** OBJECTIVE **
Track down the lines that contain "label" and copy them.

[Stored items from a collection]
** BEGIN **
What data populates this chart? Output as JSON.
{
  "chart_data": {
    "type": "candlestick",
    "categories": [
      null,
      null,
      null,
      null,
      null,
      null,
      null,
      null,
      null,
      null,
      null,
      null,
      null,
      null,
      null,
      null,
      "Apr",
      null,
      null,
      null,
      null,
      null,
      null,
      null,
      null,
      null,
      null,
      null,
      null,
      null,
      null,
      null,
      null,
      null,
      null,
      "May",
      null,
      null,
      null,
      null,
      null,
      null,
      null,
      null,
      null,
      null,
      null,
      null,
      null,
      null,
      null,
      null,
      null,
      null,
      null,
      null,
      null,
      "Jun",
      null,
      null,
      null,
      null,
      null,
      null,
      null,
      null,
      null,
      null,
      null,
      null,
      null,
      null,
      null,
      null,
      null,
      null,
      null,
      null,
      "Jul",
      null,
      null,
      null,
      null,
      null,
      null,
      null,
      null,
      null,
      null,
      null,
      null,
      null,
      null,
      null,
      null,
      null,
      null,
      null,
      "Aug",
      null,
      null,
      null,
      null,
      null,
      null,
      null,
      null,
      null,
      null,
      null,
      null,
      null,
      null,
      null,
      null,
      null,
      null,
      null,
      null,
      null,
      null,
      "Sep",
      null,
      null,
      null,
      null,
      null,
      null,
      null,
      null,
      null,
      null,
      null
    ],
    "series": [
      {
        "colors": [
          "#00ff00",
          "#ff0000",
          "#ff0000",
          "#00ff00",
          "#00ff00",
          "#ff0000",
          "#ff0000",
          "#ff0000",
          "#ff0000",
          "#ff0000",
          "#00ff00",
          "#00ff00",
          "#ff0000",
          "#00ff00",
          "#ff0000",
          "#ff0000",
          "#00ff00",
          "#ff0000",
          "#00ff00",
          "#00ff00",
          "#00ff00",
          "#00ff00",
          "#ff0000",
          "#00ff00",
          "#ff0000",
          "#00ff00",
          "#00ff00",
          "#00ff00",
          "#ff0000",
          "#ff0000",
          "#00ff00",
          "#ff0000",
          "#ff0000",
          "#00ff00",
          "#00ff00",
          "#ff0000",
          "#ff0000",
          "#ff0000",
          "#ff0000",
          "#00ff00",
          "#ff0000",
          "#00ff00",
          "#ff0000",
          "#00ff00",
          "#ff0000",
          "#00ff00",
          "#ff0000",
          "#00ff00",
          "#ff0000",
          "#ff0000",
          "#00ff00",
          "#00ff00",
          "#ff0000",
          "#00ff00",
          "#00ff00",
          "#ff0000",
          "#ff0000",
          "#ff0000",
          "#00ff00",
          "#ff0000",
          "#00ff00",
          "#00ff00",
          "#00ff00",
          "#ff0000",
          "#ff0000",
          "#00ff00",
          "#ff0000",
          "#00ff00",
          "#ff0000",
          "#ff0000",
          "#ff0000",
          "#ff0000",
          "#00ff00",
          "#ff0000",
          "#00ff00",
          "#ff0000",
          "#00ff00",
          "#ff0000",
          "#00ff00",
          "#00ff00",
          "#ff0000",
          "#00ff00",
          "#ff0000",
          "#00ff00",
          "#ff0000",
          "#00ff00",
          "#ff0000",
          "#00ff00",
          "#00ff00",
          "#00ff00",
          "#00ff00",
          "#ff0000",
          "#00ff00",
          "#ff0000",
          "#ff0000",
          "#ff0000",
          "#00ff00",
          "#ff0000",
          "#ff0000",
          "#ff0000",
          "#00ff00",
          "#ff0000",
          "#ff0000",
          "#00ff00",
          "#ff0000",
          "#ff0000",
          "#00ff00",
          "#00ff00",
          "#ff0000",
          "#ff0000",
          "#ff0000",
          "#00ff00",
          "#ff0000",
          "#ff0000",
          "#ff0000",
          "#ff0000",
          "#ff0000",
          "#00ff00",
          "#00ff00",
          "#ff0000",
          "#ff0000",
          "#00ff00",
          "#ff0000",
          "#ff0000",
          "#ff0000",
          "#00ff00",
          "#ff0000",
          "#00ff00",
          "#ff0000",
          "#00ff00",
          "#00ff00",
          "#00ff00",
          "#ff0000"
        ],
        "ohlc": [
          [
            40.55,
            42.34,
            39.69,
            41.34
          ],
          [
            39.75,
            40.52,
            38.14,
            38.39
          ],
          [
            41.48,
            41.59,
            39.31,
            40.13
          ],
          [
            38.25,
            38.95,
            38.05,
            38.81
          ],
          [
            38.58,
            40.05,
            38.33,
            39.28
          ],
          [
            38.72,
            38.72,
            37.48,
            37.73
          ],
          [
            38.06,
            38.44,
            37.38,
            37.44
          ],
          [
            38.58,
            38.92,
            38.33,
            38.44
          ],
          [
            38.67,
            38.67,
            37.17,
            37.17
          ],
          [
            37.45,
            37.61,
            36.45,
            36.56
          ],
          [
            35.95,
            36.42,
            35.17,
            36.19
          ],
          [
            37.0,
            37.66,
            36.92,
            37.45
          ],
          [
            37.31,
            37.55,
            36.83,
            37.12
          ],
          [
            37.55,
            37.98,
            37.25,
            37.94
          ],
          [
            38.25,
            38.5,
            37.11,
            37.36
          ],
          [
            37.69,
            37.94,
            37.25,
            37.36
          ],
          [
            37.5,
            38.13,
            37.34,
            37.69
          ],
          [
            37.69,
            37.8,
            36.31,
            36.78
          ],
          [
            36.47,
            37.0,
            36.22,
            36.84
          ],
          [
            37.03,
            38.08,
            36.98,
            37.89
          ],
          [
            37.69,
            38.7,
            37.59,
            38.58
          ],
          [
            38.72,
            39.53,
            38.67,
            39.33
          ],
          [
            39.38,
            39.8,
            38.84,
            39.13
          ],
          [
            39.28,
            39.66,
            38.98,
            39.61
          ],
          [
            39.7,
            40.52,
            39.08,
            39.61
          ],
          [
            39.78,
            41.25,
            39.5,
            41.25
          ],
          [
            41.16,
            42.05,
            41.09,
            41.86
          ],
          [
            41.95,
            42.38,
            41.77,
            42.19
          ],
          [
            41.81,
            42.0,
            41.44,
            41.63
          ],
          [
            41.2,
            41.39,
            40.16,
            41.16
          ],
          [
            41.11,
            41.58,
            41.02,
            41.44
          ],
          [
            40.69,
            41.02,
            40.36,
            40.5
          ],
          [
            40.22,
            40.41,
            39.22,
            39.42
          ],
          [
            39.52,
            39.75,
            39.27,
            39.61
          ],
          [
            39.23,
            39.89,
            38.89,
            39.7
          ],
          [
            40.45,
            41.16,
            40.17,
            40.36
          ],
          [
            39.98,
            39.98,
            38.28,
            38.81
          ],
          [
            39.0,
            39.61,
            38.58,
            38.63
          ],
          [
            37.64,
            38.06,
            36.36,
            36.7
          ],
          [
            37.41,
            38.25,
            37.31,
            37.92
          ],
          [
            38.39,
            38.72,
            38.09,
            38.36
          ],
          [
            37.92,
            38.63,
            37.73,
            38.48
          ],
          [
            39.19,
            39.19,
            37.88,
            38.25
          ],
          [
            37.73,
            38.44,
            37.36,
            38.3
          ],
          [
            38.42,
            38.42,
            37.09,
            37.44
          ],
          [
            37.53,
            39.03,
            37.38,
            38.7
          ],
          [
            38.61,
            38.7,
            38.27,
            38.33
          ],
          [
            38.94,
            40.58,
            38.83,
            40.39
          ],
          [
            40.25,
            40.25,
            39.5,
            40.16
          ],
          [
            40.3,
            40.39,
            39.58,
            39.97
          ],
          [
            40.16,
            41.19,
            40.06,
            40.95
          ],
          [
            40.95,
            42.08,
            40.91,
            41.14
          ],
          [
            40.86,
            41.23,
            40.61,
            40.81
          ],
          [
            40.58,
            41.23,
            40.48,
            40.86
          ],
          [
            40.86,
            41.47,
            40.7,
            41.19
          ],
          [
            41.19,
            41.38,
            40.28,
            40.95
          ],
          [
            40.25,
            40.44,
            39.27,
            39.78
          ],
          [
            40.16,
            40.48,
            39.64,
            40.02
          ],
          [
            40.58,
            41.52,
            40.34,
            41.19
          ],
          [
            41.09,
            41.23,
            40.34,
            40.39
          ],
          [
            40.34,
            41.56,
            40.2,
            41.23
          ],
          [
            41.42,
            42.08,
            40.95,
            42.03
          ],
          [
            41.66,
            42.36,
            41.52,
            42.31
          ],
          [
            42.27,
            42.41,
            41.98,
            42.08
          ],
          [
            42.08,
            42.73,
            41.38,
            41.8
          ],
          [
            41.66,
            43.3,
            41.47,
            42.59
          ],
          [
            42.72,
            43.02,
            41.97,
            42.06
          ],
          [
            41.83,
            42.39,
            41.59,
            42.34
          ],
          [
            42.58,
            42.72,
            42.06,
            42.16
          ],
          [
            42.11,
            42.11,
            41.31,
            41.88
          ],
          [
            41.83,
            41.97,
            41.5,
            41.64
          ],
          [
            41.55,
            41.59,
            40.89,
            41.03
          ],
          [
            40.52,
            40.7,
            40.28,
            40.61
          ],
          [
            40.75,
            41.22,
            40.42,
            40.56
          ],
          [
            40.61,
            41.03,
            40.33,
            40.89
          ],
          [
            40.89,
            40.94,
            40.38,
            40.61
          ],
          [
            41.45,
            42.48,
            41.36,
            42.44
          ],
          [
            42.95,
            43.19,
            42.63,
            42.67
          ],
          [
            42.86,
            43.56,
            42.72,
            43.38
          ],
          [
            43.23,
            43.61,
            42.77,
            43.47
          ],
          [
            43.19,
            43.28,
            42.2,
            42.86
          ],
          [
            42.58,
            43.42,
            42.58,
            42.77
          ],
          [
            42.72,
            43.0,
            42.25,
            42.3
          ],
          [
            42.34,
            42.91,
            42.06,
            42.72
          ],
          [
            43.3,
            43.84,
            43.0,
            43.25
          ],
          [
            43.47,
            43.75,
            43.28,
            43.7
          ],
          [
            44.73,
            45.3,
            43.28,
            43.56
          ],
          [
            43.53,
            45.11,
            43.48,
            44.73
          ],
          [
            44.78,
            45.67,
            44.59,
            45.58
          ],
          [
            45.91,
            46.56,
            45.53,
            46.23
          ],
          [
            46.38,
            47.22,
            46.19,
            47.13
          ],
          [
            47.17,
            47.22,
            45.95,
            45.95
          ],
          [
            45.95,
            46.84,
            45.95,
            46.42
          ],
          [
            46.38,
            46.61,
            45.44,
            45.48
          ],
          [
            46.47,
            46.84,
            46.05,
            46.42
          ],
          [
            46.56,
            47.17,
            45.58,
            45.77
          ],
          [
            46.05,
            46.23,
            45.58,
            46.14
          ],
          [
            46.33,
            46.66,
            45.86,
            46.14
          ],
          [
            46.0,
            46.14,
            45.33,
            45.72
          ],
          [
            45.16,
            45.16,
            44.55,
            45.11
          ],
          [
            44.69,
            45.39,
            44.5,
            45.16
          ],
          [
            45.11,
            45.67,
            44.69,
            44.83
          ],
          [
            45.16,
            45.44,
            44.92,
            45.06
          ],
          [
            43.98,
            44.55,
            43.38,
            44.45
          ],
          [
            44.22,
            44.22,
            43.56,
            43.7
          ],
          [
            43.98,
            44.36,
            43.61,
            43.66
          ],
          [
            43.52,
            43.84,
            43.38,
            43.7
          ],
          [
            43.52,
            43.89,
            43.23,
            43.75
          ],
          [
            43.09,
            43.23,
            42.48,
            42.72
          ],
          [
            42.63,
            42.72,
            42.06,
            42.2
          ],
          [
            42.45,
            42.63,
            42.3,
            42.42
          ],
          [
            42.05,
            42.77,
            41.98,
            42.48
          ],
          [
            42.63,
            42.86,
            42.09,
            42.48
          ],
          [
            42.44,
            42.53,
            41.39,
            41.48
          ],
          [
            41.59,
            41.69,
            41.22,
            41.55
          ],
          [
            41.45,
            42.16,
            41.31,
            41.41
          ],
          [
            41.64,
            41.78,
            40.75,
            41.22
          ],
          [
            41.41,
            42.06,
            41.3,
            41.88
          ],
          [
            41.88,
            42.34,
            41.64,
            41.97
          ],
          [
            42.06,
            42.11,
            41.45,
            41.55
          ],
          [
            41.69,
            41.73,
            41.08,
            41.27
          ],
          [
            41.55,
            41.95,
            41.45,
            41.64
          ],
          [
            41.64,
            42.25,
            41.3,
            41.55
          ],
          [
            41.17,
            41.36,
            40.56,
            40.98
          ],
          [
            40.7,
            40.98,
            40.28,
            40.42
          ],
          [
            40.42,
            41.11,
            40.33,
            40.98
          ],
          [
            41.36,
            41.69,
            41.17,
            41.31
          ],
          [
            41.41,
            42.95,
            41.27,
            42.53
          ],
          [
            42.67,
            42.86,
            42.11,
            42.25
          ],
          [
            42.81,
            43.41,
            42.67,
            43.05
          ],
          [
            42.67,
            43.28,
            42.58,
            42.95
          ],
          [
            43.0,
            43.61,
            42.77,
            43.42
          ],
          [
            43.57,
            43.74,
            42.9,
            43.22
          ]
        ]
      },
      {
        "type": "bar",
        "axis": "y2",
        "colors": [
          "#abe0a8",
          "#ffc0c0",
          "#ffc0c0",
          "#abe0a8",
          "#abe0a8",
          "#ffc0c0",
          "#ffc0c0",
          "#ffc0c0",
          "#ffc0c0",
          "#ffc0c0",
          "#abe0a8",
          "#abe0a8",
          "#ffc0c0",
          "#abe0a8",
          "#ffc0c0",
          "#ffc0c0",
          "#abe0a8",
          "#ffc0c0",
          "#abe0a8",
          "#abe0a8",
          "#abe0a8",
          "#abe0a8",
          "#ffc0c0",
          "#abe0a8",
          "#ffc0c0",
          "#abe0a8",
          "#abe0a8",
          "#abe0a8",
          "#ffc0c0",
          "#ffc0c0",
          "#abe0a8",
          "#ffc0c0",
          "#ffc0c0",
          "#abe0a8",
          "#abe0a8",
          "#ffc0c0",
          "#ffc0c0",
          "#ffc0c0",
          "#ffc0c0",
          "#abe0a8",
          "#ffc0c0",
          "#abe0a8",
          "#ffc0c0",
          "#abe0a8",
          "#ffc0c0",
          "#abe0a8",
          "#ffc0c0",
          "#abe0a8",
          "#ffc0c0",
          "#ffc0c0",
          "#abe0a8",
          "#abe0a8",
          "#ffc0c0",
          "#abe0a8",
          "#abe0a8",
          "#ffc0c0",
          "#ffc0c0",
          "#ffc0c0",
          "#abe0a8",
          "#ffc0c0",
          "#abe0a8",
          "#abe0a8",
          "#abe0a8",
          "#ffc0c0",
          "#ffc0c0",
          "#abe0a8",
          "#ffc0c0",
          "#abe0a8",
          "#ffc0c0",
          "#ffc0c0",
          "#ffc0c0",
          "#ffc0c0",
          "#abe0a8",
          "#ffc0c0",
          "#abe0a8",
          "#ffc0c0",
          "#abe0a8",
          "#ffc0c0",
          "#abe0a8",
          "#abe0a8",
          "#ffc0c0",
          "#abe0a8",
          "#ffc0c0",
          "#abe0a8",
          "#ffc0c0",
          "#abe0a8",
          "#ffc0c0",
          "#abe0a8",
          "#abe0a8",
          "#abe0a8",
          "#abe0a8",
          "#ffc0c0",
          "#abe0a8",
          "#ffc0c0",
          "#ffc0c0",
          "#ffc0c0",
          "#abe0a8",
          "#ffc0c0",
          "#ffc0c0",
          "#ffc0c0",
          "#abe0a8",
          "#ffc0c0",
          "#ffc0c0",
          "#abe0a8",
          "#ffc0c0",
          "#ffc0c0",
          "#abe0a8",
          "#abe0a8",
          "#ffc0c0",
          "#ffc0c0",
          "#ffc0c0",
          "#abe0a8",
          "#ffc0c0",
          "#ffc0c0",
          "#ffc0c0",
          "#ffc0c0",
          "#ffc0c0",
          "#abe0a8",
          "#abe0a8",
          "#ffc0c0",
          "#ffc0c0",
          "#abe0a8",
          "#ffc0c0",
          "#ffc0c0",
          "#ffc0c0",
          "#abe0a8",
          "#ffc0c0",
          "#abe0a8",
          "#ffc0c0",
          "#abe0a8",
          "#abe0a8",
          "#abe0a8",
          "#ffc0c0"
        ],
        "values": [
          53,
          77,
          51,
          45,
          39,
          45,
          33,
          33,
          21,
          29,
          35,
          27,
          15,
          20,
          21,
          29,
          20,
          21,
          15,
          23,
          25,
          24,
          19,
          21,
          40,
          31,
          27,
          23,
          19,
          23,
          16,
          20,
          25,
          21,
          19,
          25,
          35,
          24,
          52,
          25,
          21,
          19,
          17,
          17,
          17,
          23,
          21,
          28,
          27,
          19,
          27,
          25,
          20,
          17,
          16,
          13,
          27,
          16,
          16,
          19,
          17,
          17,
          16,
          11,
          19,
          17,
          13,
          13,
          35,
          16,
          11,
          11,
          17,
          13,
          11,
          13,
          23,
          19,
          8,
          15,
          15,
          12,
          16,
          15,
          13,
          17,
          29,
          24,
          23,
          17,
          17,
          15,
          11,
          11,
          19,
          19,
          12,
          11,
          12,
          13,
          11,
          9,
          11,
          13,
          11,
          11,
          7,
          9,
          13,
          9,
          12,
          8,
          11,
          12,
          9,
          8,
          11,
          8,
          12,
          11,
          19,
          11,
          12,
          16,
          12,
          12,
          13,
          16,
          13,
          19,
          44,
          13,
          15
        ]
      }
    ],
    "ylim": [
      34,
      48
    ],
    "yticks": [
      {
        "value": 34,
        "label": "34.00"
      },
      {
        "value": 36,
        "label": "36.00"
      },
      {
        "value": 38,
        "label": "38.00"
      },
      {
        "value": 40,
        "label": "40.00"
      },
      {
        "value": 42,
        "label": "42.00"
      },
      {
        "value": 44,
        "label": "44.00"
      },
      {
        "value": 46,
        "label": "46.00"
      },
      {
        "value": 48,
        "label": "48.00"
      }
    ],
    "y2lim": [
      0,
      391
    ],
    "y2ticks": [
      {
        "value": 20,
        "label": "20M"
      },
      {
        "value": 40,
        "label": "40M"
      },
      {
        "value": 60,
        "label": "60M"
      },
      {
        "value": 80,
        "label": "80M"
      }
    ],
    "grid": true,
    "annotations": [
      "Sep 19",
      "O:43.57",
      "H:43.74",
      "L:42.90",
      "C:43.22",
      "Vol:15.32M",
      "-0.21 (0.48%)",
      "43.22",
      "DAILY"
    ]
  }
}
** END **
** SOLUTION TO THIS EXERCISE **
        "label": "34.00"
        "label": "36.00"
        "label": "38.00"
        "label": "40.00"
        "label": "42.00"
        "label": "44.00"
        "label": "46.00"
        "label": "48.00"
        "label": "20M"
        "label": "40M"
        "label": "60M"
        "label": "80M"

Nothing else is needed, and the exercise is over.